(Figure record extracts)
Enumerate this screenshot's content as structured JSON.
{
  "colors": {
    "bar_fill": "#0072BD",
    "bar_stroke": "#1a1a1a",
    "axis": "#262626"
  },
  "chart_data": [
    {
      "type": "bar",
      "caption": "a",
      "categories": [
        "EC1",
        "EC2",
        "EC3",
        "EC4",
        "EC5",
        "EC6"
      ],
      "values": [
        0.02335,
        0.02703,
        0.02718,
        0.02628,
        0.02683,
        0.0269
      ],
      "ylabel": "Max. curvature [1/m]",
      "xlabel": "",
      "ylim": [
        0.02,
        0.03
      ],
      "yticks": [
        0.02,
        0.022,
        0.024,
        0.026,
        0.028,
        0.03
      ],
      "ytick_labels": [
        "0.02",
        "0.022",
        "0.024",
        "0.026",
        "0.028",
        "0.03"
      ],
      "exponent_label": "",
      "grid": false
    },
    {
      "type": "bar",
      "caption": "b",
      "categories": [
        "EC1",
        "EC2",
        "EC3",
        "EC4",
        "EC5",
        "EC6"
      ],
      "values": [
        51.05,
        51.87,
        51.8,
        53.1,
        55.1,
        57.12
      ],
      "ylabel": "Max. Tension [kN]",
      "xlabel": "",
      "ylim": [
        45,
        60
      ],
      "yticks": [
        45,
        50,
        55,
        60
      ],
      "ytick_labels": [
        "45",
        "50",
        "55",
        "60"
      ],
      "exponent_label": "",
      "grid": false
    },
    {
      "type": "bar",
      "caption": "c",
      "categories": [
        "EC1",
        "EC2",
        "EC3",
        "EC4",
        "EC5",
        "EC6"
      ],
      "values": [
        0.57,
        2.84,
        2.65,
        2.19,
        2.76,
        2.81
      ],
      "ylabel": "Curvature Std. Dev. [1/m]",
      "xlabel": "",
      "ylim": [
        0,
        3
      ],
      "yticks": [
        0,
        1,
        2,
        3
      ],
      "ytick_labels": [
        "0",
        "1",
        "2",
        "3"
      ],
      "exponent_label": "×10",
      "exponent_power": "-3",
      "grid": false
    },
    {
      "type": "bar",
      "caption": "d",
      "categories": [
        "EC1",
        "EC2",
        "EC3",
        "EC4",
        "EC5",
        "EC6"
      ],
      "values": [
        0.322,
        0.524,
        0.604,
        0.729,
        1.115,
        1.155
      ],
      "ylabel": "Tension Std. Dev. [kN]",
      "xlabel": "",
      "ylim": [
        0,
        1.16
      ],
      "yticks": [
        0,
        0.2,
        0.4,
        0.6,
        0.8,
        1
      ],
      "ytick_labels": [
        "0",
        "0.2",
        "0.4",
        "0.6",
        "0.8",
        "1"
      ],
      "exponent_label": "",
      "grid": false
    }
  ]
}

* _WHAT THE TASK REQUIRES_: Restate all of the entries exactly, please.

* _EXERCISE SOLUTION_:
Enumerate this screenshot's content as structured JSON.
{
  "colors": {
    "bar_fill": "#0072BD",
    "bar_stroke": "#1a1a1a",
    "axis": "#262626"
  },
  "chart_data": [
    {
      "type": "bar",
      "caption": "a",
      "categories": [
        "EC1",
        "EC2",
        "EC3",
        "EC4",
        "EC5",
        "EC6"
      ],
      "values": [
        0.02335,
        0.02703,
        0.02718,
        0.02628,
        0.02683,
        0.0269
      ],
      "ylabel": "Max. curvature [1/m]",
      "xlabel": "",
      "ylim": [
        0.02,
        0.03
      ],
      "yticks": [
        0.02,
        0.022,
        0.024,
        0.026,
        0.028,
        0.03
      ],
      "ytick_labels": [
        "0.02",
        "0.022",
        "0.024",
        "0.026",
        "0.028",
        "0.03"
      ],
      "exponent_label": "",
      "grid": false
    },
    {
      "type": "bar",
      "caption": "b",
      "categories": [
        "EC1",
        "EC2",
        "EC3",
        "EC4",
        "EC5",
        "EC6"
      ],
      "values": [
        51.05,
        51.87,
        51.8,
        53.1,
        55.1,
        57.12
      ],
      "ylabel": "Max. Tension [kN]",
      "xlabel": "",
      "ylim": [
        45,
        60
      ],
      "yticks": [
        45,
        50,
        55,
        60
      ],
      "ytick_labels": [
        "45",
        "50",
        "55",
        "60"
      ],
      "exponent_label": "",
      "grid": false
    },
    {
      "type": "bar",
      "caption": "c",
      "categories": [
        "EC1",
        "EC2",
        "EC3",
        "EC4",
        "EC5",
        "EC6"
      ],
      "values": [
        0.57,
        2.84,
        2.65,
        2.19,
        2.76,
        2.81
      ],
      "ylabel": "Curvature Std. Dev. [1/m]",
      "xlabel": "",
      "ylim": [
        0,
        3
      ],
      "yticks": [
        0,
        1,
        2,
        3
      ],
      "ytick_labels": [
        "0",
        "1",
        "2",
        "3"
      ],
      "exponent_label": "×10",
      "exponent_power": "-3",
      "grid": false
    },
    {
      "type": "bar",
      "caption": "d",
      "categories": [
        "EC1",
        "EC2",
        "EC3",
        "EC4",
        "EC5",
        "EC6"
      ],
      "values": [
        0.322,
        0.524,
        0.604,
        0.729,
        1.115,
        1.155
      ],
      "ylabel": "Tension Std. Dev. [kN]",
      "xlabel": "",
      "ylim": [
        0,
        1.16
      ],
      "yticks": [
        0,
        0.2,
        0.4,
        0.6,
        0.8,
        1
      ],
      "ytick_labels": [
        "0",
        "0.2",
        "0.4",
        "0.6",
        "0.8",
        "1"
      ],
      "exponent_label": "",
      "grid": false
    }
  ]
}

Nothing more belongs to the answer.